# TASK OBJECTIVE
Skip the pictures. Repeat everything else in the records word for word.

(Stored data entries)
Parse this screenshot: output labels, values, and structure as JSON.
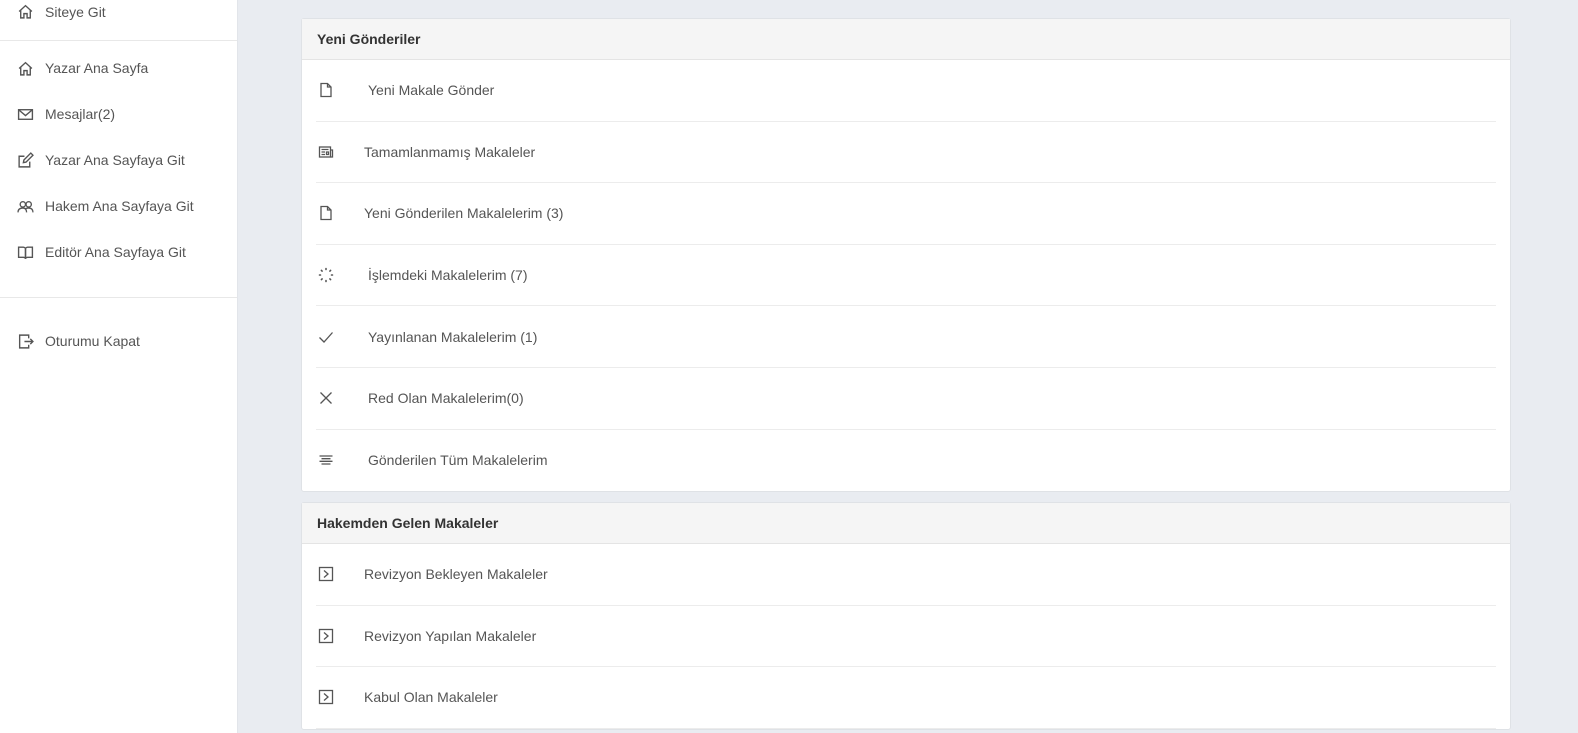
{
  "sidebar": {
    "groups": [
      {
        "items": [
          {
            "label": "Siteye Git",
            "icon": "home-icon"
          }
        ]
      },
      {
        "items": [
          {
            "label": "Yazar Ana Sayfa",
            "icon": "home-icon"
          },
          {
            "label": "Mesajlar(2)",
            "icon": "envelope-icon"
          },
          {
            "label": "Yazar Ana Sayfaya Git",
            "icon": "edit-icon"
          },
          {
            "label": "Hakem Ana Sayfaya Git",
            "icon": "users-icon"
          },
          {
            "label": "Editör Ana Sayfaya Git",
            "icon": "book-icon"
          }
        ]
      },
      {
        "items": [
          {
            "label": "Oturumu Kapat",
            "icon": "logout-icon"
          }
        ]
      }
    ]
  },
  "cards": [
    {
      "title": "Yeni Gönderiler",
      "items": [
        {
          "label": "Yeni Makale Gönder",
          "icon": "file-icon"
        },
        {
          "label": "Tamamlanmamış Makaleler",
          "icon": "newspaper-icon"
        },
        {
          "label": "Yeni Gönderilen Makalelerim (3)",
          "icon": "file-icon"
        },
        {
          "label": "İşlemdeki Makalelerim (7)",
          "icon": "spinner-icon"
        },
        {
          "label": "Yayınlanan Makalelerim (1)",
          "icon": "check-icon"
        },
        {
          "label": "Red Olan Makalelerim(0)",
          "icon": "close-icon"
        },
        {
          "label": "Gönderilen Tüm Makalelerim",
          "icon": "list-icon"
        }
      ]
    },
    {
      "title": "Hakemden Gelen Makaleler",
      "items": [
        {
          "label": "Revizyon Bekleyen Makaleler",
          "icon": "caret-square-right-icon"
        },
        {
          "label": "Revizyon Yapılan Makaleler",
          "icon": "caret-square-right-icon"
        },
        {
          "label": "Kabul Olan Makaleler",
          "icon": "caret-square-right-icon"
        }
      ]
    }
  ]
}
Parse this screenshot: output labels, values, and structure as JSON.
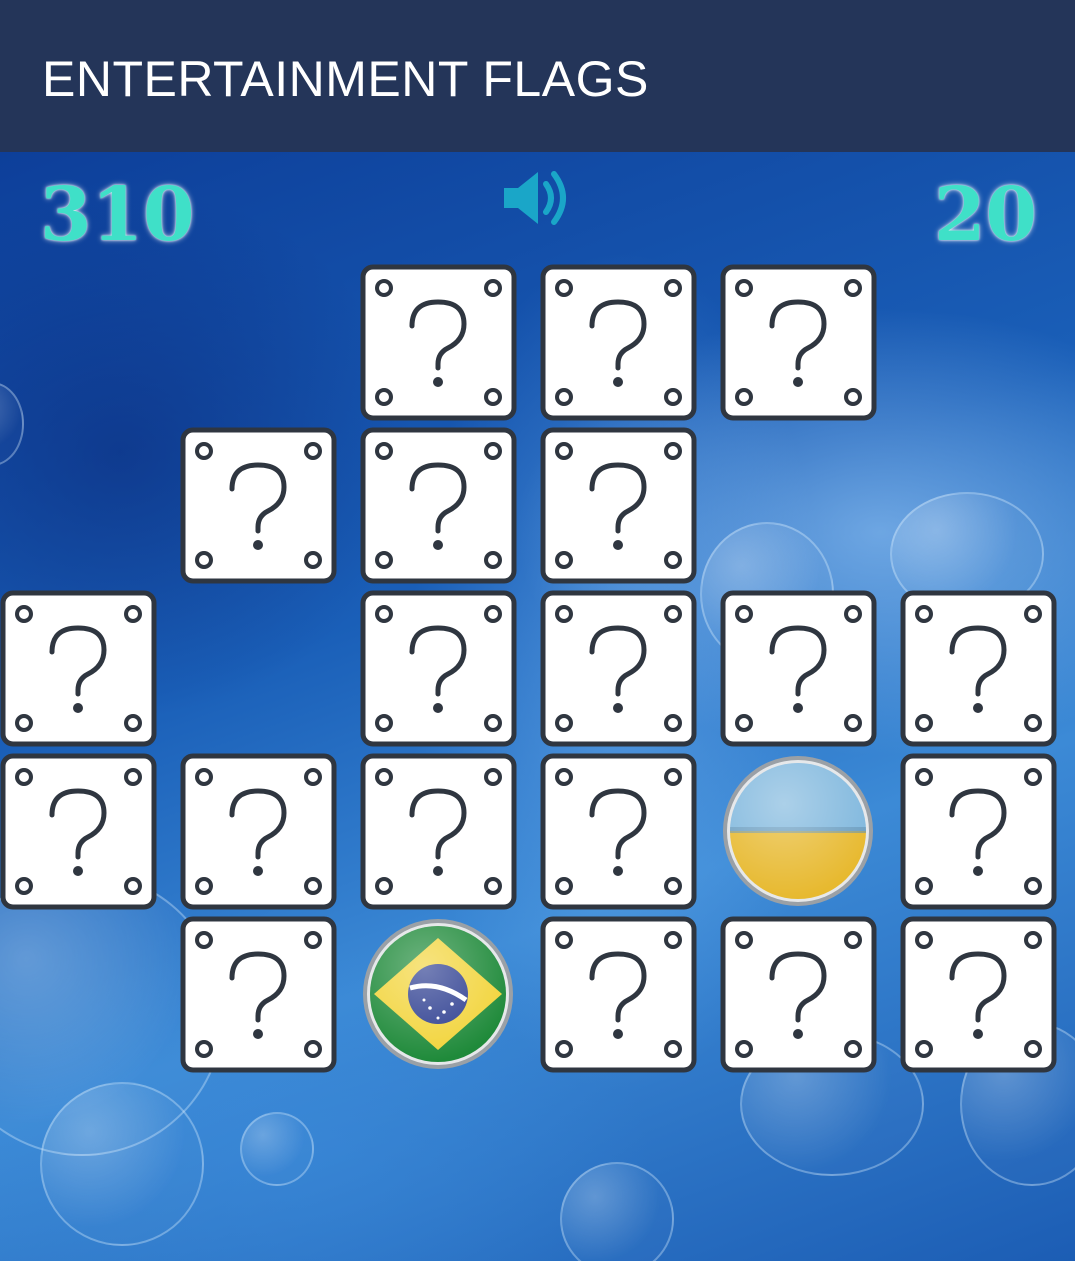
{
  "app": {
    "title": "ENTERTAINMENT FLAGS"
  },
  "hud": {
    "score": "310",
    "moves": "20",
    "sound_icon": "speaker-volume-icon"
  },
  "board": {
    "columns": 6,
    "rows": 5,
    "tile_face_icon": "question-mark-icon",
    "tiles": [
      {
        "row": 0,
        "col": 2,
        "state": "hidden"
      },
      {
        "row": 0,
        "col": 3,
        "state": "hidden"
      },
      {
        "row": 0,
        "col": 4,
        "state": "hidden"
      },
      {
        "row": 1,
        "col": 1,
        "state": "hidden"
      },
      {
        "row": 1,
        "col": 2,
        "state": "hidden"
      },
      {
        "row": 1,
        "col": 3,
        "state": "hidden"
      },
      {
        "row": 2,
        "col": 0,
        "state": "hidden"
      },
      {
        "row": 2,
        "col": 2,
        "state": "hidden"
      },
      {
        "row": 2,
        "col": 3,
        "state": "hidden"
      },
      {
        "row": 2,
        "col": 4,
        "state": "hidden"
      },
      {
        "row": 2,
        "col": 5,
        "state": "hidden"
      },
      {
        "row": 3,
        "col": 0,
        "state": "hidden"
      },
      {
        "row": 3,
        "col": 1,
        "state": "hidden"
      },
      {
        "row": 3,
        "col": 2,
        "state": "hidden"
      },
      {
        "row": 3,
        "col": 3,
        "state": "hidden"
      },
      {
        "row": 3,
        "col": 4,
        "state": "revealed",
        "flag": "ukraine-flag-icon"
      },
      {
        "row": 3,
        "col": 5,
        "state": "hidden"
      },
      {
        "row": 4,
        "col": 1,
        "state": "hidden"
      },
      {
        "row": 4,
        "col": 2,
        "state": "revealed",
        "flag": "brazil-flag-icon"
      },
      {
        "row": 4,
        "col": 3,
        "state": "hidden"
      },
      {
        "row": 4,
        "col": 4,
        "state": "hidden"
      },
      {
        "row": 4,
        "col": 5,
        "state": "hidden"
      }
    ]
  },
  "colors": {
    "appbar": "#243559",
    "hud_text": "#3fe0c8",
    "sound_icon": "#1aa6c8",
    "tile_face": "#ffffff",
    "tile_border": "#2f3640"
  }
}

# RESULT
Parse this screenshot: output labels, values, and structure as JSON.
{
  "sidebar": {
    "groups": [
      {
        "items": [
          {
            "label": "Siteye Git",
            "icon": "home-icon"
          }
        ]
      },
      {
        "items": [
          {
            "label": "Yazar Ana Sayfa",
            "icon": "home-icon"
          },
          {
            "label": "Mesajlar(2)",
            "icon": "envelope-icon"
          },
          {
            "label": "Yazar Ana Sayfaya Git",
            "icon": "edit-icon"
          },
          {
            "label": "Hakem Ana Sayfaya Git",
            "icon": "users-icon"
          },
          {
            "label": "Editör Ana Sayfaya Git",
            "icon": "book-icon"
          }
        ]
      },
      {
        "items": [
          {
            "label": "Oturumu Kapat",
            "icon": "logout-icon"
          }
        ]
      }
    ]
  },
  "cards": [
    {
      "title": "Yeni Gönderiler",
      "items": [
        {
          "label": "Yeni Makale Gönder",
          "icon": "file-icon"
        },
        {
          "label": "Tamamlanmamış Makaleler",
          "icon": "newspaper-icon"
        },
        {
          "label": "Yeni Gönderilen Makalelerim (3)",
          "icon": "file-icon"
        },
        {
          "label": "İşlemdeki Makalelerim (7)",
          "icon": "spinner-icon"
        },
        {
          "label": "Yayınlanan Makalelerim (1)",
          "icon": "check-icon"
        },
        {
          "label": "Red Olan Makalelerim(0)",
          "icon": "close-icon"
        },
        {
          "label": "Gönderilen Tüm Makalelerim",
          "icon": "list-icon"
        }
      ]
    },
    {
      "title": "Hakemden Gelen Makaleler",
      "items": [
        {
          "label": "Revizyon Bekleyen Makaleler",
          "icon": "caret-square-right-icon"
        },
        {
          "label": "Revizyon Yapılan Makaleler",
          "icon": "caret-square-right-icon"
        },
        {
          "label": "Kabul Olan Makaleler",
          "icon": "caret-square-right-icon"
        }
      ]
    }
  ]
}
Parse this screenshot: output labels, values, and structure as JSON.
{
  "app": {
    "title": "ENTERTAINMENT FLAGS"
  },
  "hud": {
    "score": "310",
    "moves": "20",
    "sound_icon": "speaker-volume-icon"
  },
  "board": {
    "columns": 6,
    "rows": 5,
    "tile_face_icon": "question-mark-icon",
    "tiles": [
      {
        "row": 0,
        "col": 2,
        "state": "hidden"
      },
      {
        "row": 0,
        "col": 3,
        "state": "hidden"
      },
      {
        "row": 0,
        "col": 4,
        "state": "hidden"
      },
      {
        "row": 1,
        "col": 1,
        "state": "hidden"
      },
      {
        "row": 1,
        "col": 2,
        "state": "hidden"
      },
      {
        "row": 1,
        "col": 3,
        "state": "hidden"
      },
      {
        "row": 2,
        "col": 0,
        "state": "hidden"
      },
      {
        "row": 2,
        "col": 2,
        "state": "hidden"
      },
      {
        "row": 2,
        "col": 3,
        "state": "hidden"
      },
      {
        "row": 2,
        "col": 4,
        "state": "hidden"
      },
      {
        "row": 2,
        "col": 5,
        "state": "hidden"
      },
      {
        "row": 3,
        "col": 0,
        "state": "hidden"
      },
      {
        "row": 3,
        "col": 1,
        "state": "hidden"
      },
      {
        "row": 3,
        "col": 2,
        "state": "hidden"
      },
      {
        "row": 3,
        "col": 3,
        "state": "hidden"
      },
      {
        "row": 3,
        "col": 4,
        "state": "revealed",
        "flag": "ukraine-flag-icon"
      },
      {
        "row": 3,
        "col": 5,
        "state": "hidden"
      },
      {
        "row": 4,
        "col": 1,
        "state": "hidden"
      },
      {
        "row": 4,
        "col": 2,
        "state": "revealed",
        "flag": "brazil-flag-icon"
      },
      {
        "row": 4,
        "col": 3,
        "state": "hidden"
      },
      {
        "row": 4,
        "col": 4,
        "state": "hidden"
      },
      {
        "row": 4,
        "col": 5,
        "state": "hidden"
      }
    ]
  },
  "colors": {
    "appbar": "#243559",
    "hud_text": "#3fe0c8",
    "sound_icon": "#1aa6c8",
    "tile_face": "#ffffff",
    "tile_border": "#2f3640"
  }
}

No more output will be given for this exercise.